— Start of Task input —
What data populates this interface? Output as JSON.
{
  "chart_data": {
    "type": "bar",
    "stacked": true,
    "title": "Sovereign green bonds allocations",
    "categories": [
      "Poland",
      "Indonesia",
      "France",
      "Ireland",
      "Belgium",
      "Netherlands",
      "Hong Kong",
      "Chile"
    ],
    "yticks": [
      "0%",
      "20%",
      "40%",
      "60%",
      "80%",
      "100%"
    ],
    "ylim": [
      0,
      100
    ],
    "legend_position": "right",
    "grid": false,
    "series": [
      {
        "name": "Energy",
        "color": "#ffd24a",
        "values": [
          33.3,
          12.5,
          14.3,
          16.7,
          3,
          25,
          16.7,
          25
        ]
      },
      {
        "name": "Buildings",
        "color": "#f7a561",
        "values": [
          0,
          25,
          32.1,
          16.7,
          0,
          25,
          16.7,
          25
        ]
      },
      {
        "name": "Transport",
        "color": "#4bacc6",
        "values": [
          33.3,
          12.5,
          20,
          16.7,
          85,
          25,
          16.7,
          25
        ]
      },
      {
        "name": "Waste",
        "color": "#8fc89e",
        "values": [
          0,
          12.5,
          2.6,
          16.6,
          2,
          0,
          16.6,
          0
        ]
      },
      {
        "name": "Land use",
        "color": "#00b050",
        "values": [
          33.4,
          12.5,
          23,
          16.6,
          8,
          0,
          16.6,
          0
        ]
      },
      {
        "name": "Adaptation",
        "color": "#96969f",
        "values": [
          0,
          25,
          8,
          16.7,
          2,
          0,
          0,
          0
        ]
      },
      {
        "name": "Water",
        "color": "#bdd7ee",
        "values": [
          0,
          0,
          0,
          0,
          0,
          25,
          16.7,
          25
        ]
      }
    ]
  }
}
— End of Task input —
> [Work required]: Output nothing but the number of lines in the data containing the string "color".

> [Task output]: 7